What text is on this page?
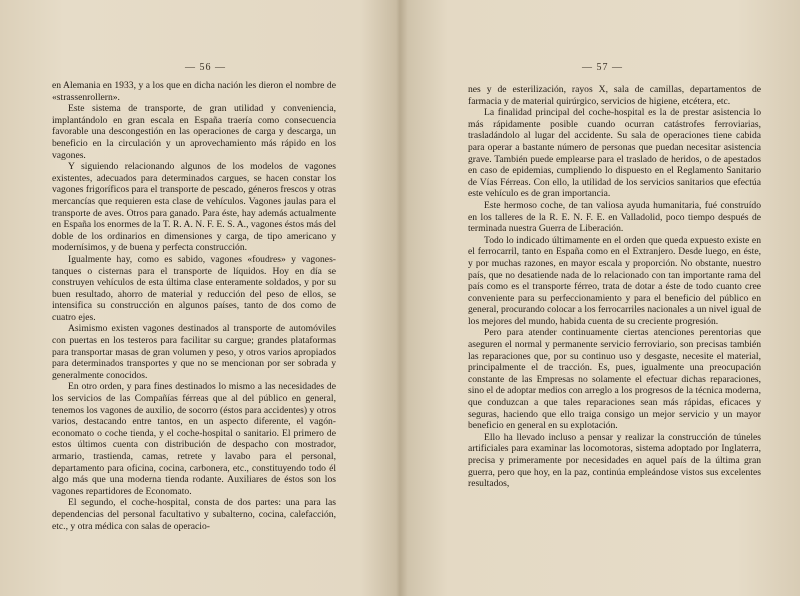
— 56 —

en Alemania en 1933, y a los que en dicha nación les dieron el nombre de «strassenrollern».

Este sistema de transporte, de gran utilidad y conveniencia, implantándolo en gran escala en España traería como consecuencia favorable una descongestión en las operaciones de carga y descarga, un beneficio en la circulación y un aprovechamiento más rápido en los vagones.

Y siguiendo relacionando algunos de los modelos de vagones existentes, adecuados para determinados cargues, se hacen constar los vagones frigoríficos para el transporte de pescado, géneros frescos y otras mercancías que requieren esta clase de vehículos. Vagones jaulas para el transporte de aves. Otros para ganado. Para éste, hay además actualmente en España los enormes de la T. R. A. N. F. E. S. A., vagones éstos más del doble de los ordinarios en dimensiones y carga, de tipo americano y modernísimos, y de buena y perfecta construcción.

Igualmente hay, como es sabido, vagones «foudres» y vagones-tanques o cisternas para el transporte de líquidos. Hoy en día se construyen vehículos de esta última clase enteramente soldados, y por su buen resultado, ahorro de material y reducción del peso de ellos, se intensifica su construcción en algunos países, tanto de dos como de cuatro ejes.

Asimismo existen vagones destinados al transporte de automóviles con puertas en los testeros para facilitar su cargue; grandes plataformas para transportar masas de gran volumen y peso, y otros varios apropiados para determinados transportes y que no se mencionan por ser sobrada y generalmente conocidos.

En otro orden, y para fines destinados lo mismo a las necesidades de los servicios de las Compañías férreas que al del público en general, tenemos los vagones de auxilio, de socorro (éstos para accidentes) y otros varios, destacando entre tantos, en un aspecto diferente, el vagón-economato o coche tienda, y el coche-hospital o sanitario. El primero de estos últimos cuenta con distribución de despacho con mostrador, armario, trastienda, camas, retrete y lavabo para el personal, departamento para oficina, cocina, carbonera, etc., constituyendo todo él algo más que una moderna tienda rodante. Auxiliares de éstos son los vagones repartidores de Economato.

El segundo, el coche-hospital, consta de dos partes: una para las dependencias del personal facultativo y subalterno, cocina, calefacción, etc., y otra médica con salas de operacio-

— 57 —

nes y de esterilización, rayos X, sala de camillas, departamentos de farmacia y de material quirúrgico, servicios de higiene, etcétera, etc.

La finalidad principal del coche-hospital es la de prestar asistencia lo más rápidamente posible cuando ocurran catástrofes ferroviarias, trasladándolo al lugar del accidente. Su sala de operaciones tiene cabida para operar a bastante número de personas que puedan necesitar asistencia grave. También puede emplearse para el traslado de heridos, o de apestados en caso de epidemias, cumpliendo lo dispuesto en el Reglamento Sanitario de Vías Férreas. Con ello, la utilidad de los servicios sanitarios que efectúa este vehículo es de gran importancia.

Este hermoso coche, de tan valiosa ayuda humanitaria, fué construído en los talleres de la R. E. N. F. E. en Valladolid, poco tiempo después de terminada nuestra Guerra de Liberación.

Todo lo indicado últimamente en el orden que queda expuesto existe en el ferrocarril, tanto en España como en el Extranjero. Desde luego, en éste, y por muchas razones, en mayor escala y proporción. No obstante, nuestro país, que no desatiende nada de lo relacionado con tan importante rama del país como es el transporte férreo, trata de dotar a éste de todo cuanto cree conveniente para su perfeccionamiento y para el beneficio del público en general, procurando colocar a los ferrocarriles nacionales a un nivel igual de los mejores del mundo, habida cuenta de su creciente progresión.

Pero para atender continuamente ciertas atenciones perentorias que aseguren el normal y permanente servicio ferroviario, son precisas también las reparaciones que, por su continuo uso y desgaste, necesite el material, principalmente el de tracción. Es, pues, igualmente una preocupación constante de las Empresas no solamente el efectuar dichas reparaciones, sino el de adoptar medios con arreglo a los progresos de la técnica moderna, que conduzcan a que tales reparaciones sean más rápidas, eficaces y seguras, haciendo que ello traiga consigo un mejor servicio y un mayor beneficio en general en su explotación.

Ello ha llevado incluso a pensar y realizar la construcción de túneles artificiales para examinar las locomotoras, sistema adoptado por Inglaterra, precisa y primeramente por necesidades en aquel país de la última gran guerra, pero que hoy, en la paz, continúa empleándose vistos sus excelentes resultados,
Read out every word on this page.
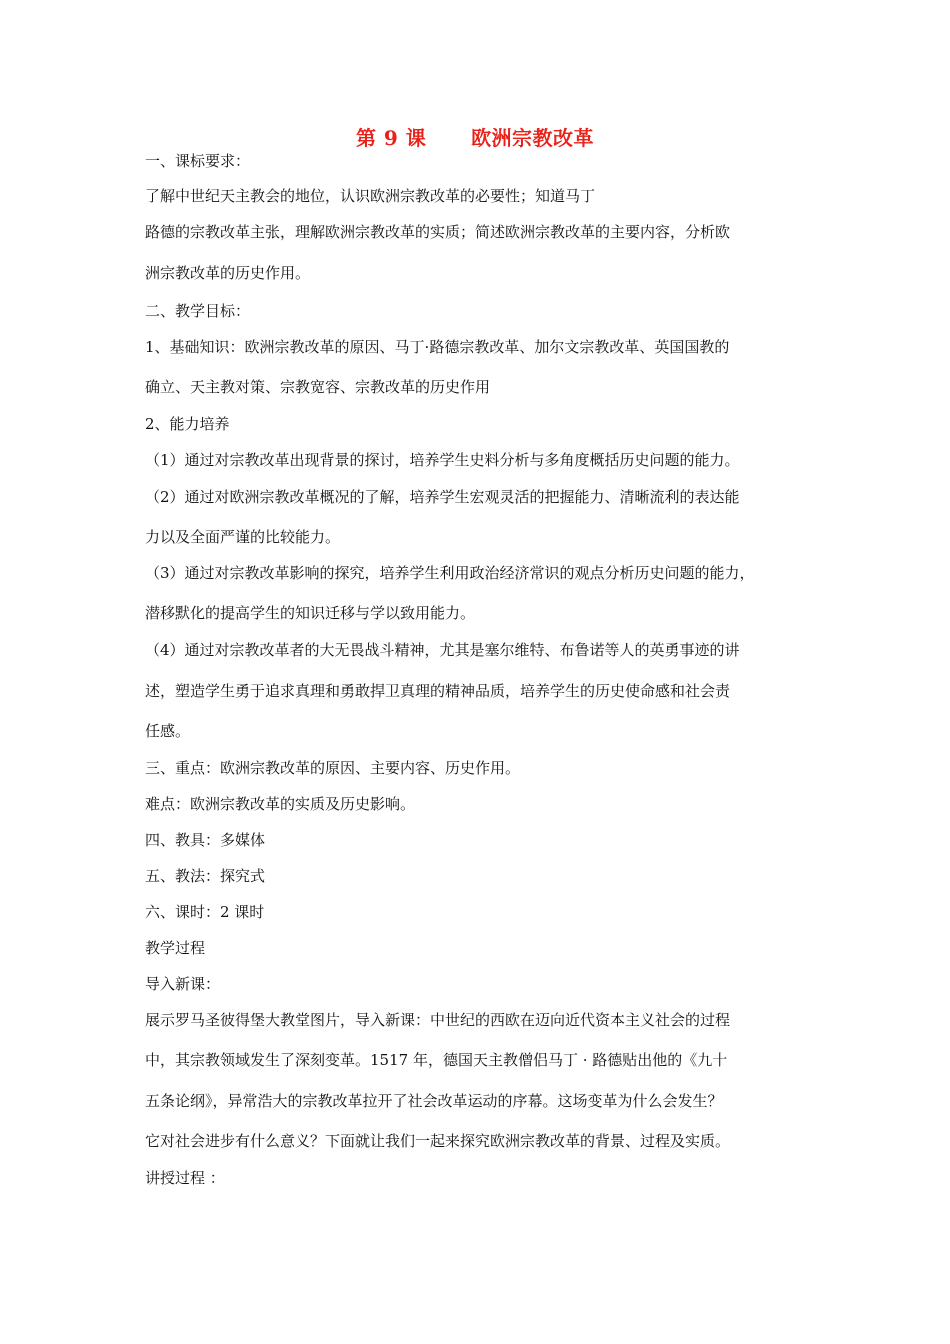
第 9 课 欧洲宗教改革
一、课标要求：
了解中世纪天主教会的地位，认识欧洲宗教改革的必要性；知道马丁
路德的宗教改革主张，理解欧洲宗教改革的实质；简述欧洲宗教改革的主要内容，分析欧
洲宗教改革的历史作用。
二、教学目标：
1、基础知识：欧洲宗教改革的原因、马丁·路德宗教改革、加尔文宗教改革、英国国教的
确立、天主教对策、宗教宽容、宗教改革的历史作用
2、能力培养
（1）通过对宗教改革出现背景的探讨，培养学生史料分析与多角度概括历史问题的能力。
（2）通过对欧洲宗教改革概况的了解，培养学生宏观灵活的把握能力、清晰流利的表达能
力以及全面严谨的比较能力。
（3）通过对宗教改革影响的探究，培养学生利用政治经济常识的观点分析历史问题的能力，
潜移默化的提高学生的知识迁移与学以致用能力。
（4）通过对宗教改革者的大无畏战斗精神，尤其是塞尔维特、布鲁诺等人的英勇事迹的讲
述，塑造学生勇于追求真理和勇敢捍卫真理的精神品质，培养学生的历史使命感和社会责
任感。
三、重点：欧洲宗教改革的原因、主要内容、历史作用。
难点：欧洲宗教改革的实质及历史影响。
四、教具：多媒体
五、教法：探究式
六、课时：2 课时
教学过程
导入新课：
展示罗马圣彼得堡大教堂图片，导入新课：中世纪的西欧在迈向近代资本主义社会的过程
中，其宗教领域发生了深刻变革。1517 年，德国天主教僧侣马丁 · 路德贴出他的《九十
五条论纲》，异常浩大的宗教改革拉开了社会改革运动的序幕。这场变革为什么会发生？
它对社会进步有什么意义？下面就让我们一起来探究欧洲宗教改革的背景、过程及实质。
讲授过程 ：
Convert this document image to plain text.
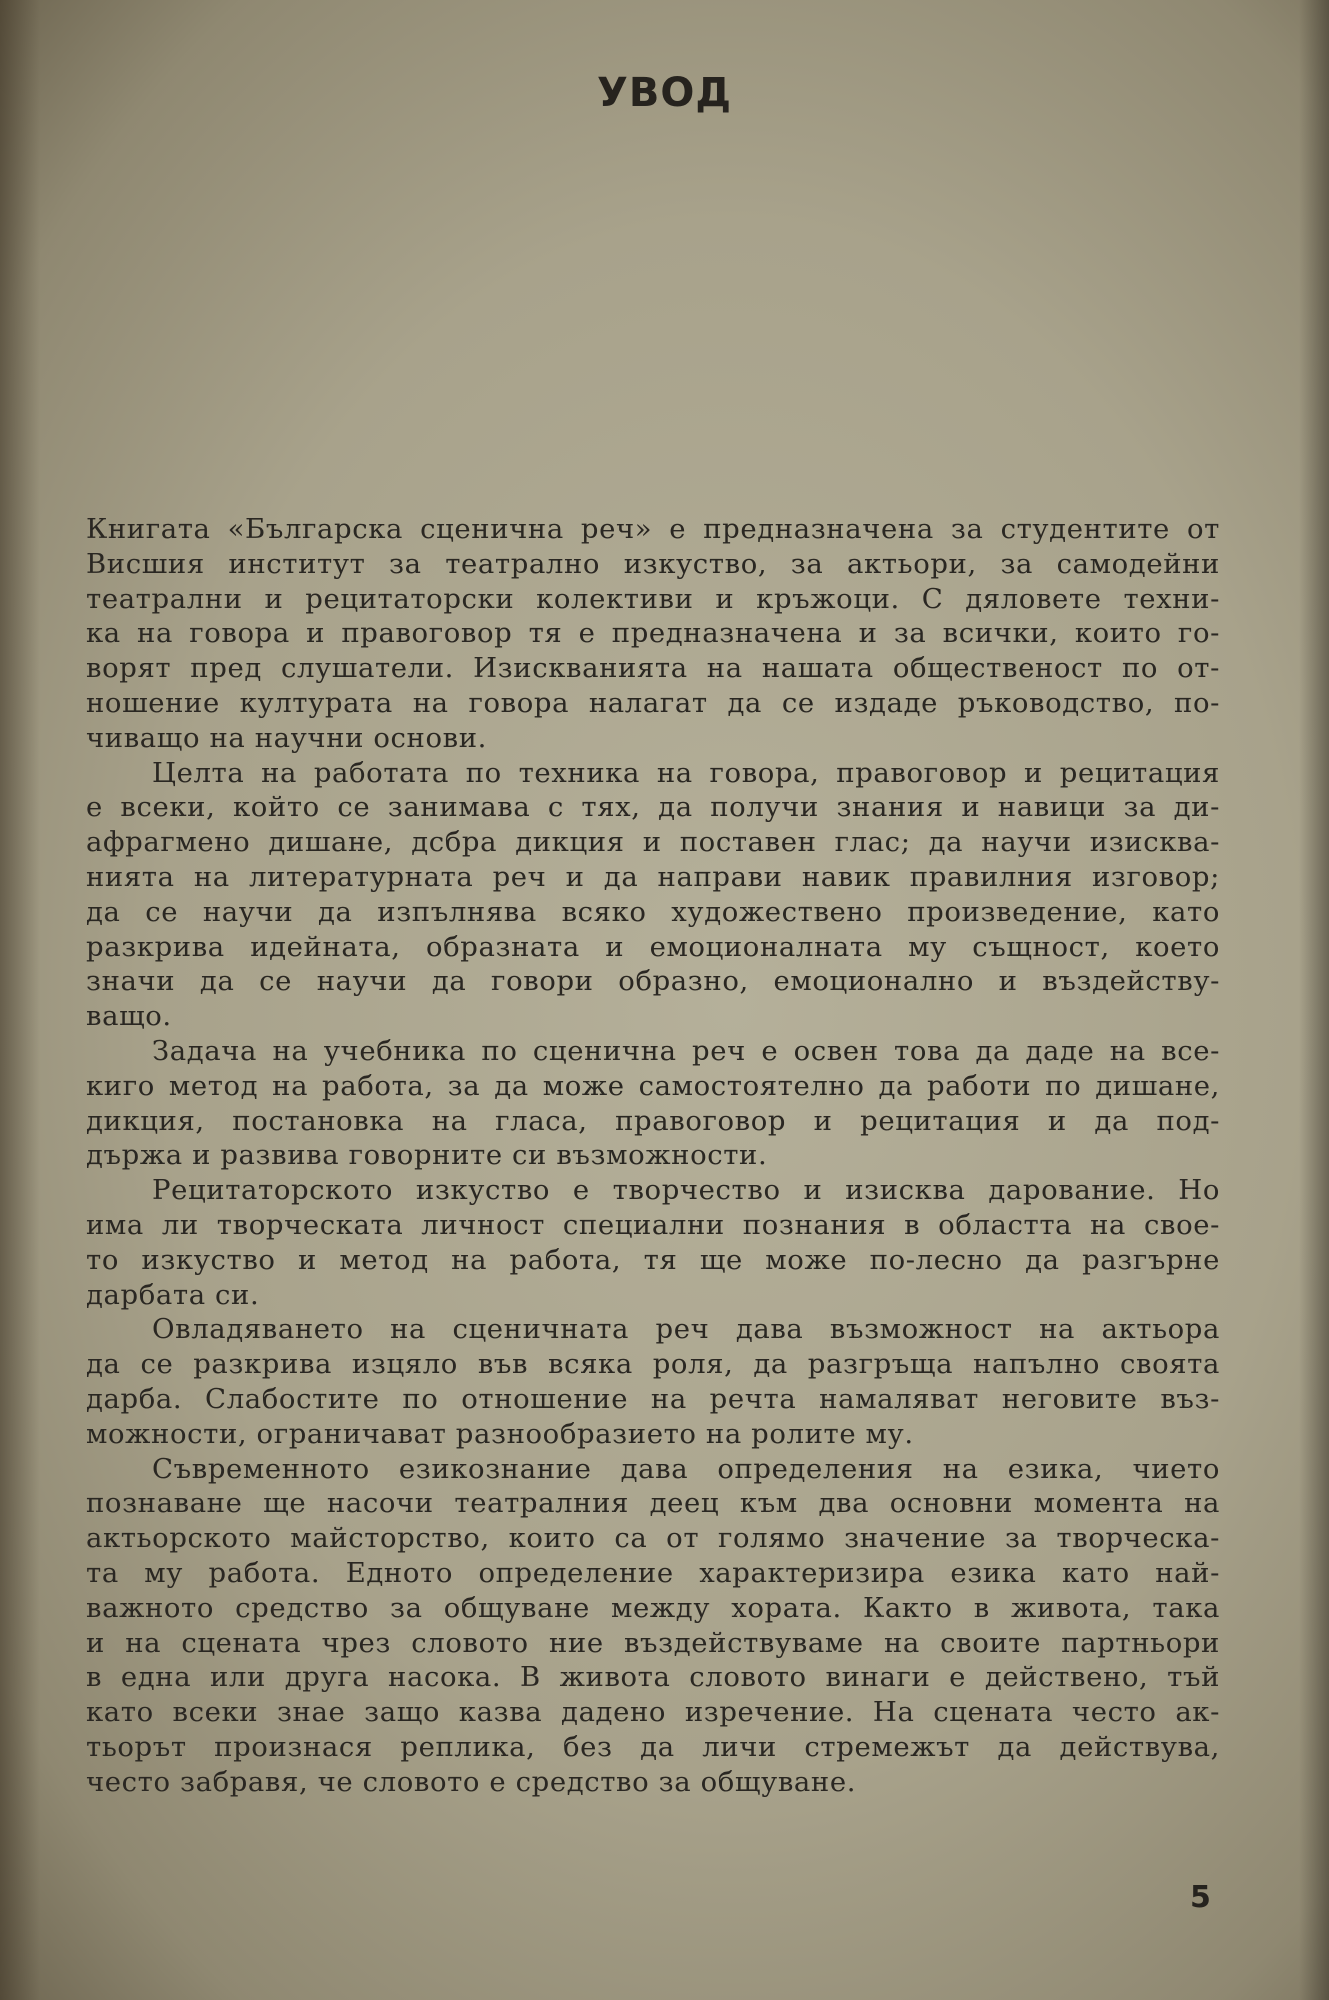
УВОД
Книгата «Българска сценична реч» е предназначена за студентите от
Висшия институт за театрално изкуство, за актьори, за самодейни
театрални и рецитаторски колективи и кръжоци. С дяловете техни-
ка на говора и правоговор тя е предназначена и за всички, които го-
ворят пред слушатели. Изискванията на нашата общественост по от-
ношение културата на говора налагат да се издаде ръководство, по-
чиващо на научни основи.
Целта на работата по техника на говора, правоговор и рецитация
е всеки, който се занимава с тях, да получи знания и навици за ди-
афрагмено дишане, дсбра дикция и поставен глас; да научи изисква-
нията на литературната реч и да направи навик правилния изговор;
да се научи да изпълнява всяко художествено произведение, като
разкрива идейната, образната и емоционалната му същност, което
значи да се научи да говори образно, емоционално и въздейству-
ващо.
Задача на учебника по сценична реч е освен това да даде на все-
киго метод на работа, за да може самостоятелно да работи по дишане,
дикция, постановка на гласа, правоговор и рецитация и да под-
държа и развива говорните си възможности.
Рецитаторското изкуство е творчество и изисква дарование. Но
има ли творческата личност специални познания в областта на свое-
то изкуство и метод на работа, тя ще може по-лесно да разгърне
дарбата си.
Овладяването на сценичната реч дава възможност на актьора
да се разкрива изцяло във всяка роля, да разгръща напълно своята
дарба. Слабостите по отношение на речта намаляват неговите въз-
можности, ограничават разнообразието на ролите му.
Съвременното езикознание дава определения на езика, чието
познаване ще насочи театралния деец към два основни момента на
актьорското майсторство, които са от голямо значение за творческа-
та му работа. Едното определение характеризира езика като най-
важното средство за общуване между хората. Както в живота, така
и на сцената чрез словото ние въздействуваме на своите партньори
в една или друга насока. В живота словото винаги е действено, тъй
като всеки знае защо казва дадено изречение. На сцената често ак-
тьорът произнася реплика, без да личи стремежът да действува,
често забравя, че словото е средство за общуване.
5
****
- **Exercise instructions**:
Reproduce all of the data exactly, omitting each picture it holds.

- **Finished exercise**:
What text is on this page?
— 56 —

en Alemania en 1933, y a los que en dicha nación les dieron el nombre de «strassenrollern».

Este sistema de transporte, de gran utilidad y conveniencia, implantándolo en gran escala en España traería como consecuencia favorable una descongestión en las operaciones de carga y descarga, un beneficio en la circulación y un aprovechamiento más rápido en los vagones.

Y siguiendo relacionando algunos de los modelos de vagones existentes, adecuados para determinados cargues, se hacen constar los vagones frigoríficos para el transporte de pescado, géneros frescos y otras mercancías que requieren esta clase de vehículos. Vagones jaulas para el transporte de aves. Otros para ganado. Para éste, hay además actualmente en España los enormes de la T. R. A. N. F. E. S. A., vagones éstos más del doble de los ordinarios en dimensiones y carga, de tipo americano y modernísimos, y de buena y perfecta construcción.

Igualmente hay, como es sabido, vagones «foudres» y vagones-tanques o cisternas para el transporte de líquidos. Hoy en día se construyen vehículos de esta última clase enteramente soldados, y por su buen resultado, ahorro de material y reducción del peso de ellos, se intensifica su construcción en algunos países, tanto de dos como de cuatro ejes.

Asimismo existen vagones destinados al transporte de automóviles con puertas en los testeros para facilitar su cargue; grandes plataformas para transportar masas de gran volumen y peso, y otros varios apropiados para determinados transportes y que no se mencionan por ser sobrada y generalmente conocidos.

En otro orden, y para fines destinados lo mismo a las necesidades de los servicios de las Compañías férreas que al del público en general, tenemos los vagones de auxilio, de socorro (éstos para accidentes) y otros varios, destacando entre tantos, en un aspecto diferente, el vagón-economato o coche tienda, y el coche-hospital o sanitario. El primero de estos últimos cuenta con distribución de despacho con mostrador, armario, trastienda, camas, retrete y lavabo para el personal, departamento para oficina, cocina, carbonera, etc., constituyendo todo él algo más que una moderna tienda rodante. Auxiliares de éstos son los vagones repartidores de Economato.

El segundo, el coche-hospital, consta de dos partes: una para las dependencias del personal facultativo y subalterno, cocina, calefacción, etc., y otra médica con salas de operacio-

— 57 —

nes y de esterilización, rayos X, sala de camillas, departamentos de farmacia y de material quirúrgico, servicios de higiene, etcétera, etc.

La finalidad principal del coche-hospital es la de prestar asistencia lo más rápidamente posible cuando ocurran catástrofes ferroviarias, trasladándolo al lugar del accidente. Su sala de operaciones tiene cabida para operar a bastante número de personas que puedan necesitar asistencia grave. También puede emplearse para el traslado de heridos, o de apestados en caso de epidemias, cumpliendo lo dispuesto en el Reglamento Sanitario de Vías Férreas. Con ello, la utilidad de los servicios sanitarios que efectúa este vehículo es de gran importancia.

Este hermoso coche, de tan valiosa ayuda humanitaria, fué construído en los talleres de la R. E. N. F. E. en Valladolid, poco tiempo después de terminada nuestra Guerra de Liberación.

Todo lo indicado últimamente en el orden que queda expuesto existe en el ferrocarril, tanto en España como en el Extranjero. Desde luego, en éste, y por muchas razones, en mayor escala y proporción. No obstante, nuestro país, que no desatiende nada de lo relacionado con tan importante rama del país como es el transporte férreo, trata de dotar a éste de todo cuanto cree conveniente para su perfeccionamiento y para el beneficio del público en general, procurando colocar a los ferrocarriles nacionales a un nivel igual de los mejores del mundo, habida cuenta de su creciente progresión.

Pero para atender continuamente ciertas atenciones perentorias que aseguren el normal y permanente servicio ferroviario, son precisas también las reparaciones que, por su continuo uso y desgaste, necesite el material, principalmente el de tracción. Es, pues, igualmente una preocupación constante de las Empresas no solamente el efectuar dichas reparaciones, sino el de adoptar medios con arreglo a los progresos de la técnica moderna, que conduzcan a que tales reparaciones sean más rápidas, eficaces y seguras, haciendo que ello traiga consigo un mejor servicio y un mayor beneficio en general en su explotación.

Ello ha llevado incluso a pensar y realizar la construcción de túneles artificiales para examinar las locomotoras, sistema adoptado por Inglaterra, precisa y primeramente por necesidades en aquel país de la última gran guerra, pero que hoy, en la paz, continúa empleándose vistos sus excelentes resultados,
Read out every word on this page.
第 9 课 欧洲宗教改革
一、课标要求：
了解中世纪天主教会的地位，认识欧洲宗教改革的必要性；知道马丁
路德的宗教改革主张，理解欧洲宗教改革的实质；简述欧洲宗教改革的主要内容，分析欧
洲宗教改革的历史作用。
二、教学目标：
1、基础知识：欧洲宗教改革的原因、马丁·路德宗教改革、加尔文宗教改革、英国国教的
确立、天主教对策、宗教宽容、宗教改革的历史作用
2、能力培养
（1）通过对宗教改革出现背景的探讨，培养学生史料分析与多角度概括历史问题的能力。
（2）通过对欧洲宗教改革概况的了解，培养学生宏观灵活的把握能力、清晰流利的表达能
力以及全面严谨的比较能力。
（3）通过对宗教改革影响的探究，培养学生利用政治经济常识的观点分析历史问题的能力，
潜移默化的提高学生的知识迁移与学以致用能力。
（4）通过对宗教改革者的大无畏战斗精神，尤其是塞尔维特、布鲁诺等人的英勇事迹的讲
述，塑造学生勇于追求真理和勇敢捍卫真理的精神品质，培养学生的历史使命感和社会责
任感。
三、重点：欧洲宗教改革的原因、主要内容、历史作用。
难点：欧洲宗教改革的实质及历史影响。
四、教具：多媒体
五、教法：探究式
六、课时：2 课时
教学过程
导入新课：
展示罗马圣彼得堡大教堂图片，导入新课：中世纪的西欧在迈向近代资本主义社会的过程
中，其宗教领域发生了深刻变革。1517 年，德国天主教僧侣马丁 · 路德贴出他的《九十
五条论纲》，异常浩大的宗教改革拉开了社会改革运动的序幕。这场变革为什么会发生？
它对社会进步有什么意义？下面就让我们一起来探究欧洲宗教改革的背景、过程及实质。
讲授过程 ：
Convert this document image to plain text.
УВОД
Книгата «Българска сценична реч» е предназначена за студентите от
Висшия институт за театрално изкуство, за актьори, за самодейни
театрални и рецитаторски колективи и кръжоци. С дяловете техни-
ка на говора и правоговор тя е предназначена и за всички, които го-
ворят пред слушатели. Изискванията на нашата общественост по от-
ношение културата на говора налагат да се издаде ръководство, по-
чиващо на научни основи.
Целта на работата по техника на говора, правоговор и рецитация
е всеки, който се занимава с тях, да получи знания и навици за ди-
афрагмено дишане, дсбра дикция и поставен глас; да научи изисква-
нията на литературната реч и да направи навик правилния изговор;
да се научи да изпълнява всяко художествено произведение, като
разкрива идейната, образната и емоционалната му същност, което
значи да се научи да говори образно, емоционално и въздейству-
ващо.
Задача на учебника по сценична реч е освен това да даде на все-
киго метод на работа, за да може самостоятелно да работи по дишане,
дикция, постановка на гласа, правоговор и рецитация и да под-
държа и развива говорните си възможности.
Рецитаторското изкуство е творчество и изисква дарование. Но
има ли творческата личност специални познания в областта на свое-
то изкуство и метод на работа, тя ще може по-лесно да разгърне
дарбата си.
Овладяването на сценичната реч дава възможност на актьора
да се разкрива изцяло във всяка роля, да разгръща напълно своята
дарба. Слабостите по отношение на речта намаляват неговите въз-
можности, ограничават разнообразието на ролите му.
Съвременното езикознание дава определения на езика, чието
познаване ще насочи театралния деец към два основни момента на
актьорското майсторство, които са от голямо значение за творческа-
та му работа. Едното определение характеризира езика като най-
важното средство за общуване между хората. Както в живота, така
и на сцената чрез словото ние въздействуваме на своите партньори
в една или друга насока. В живота словото винаги е действено, тъй
като всеки знае защо казва дадено изречение. На сцената често ак-
тьорът произнася реплика, без да личи стремежът да действува,
често забравя, че словото е средство за общуване.
5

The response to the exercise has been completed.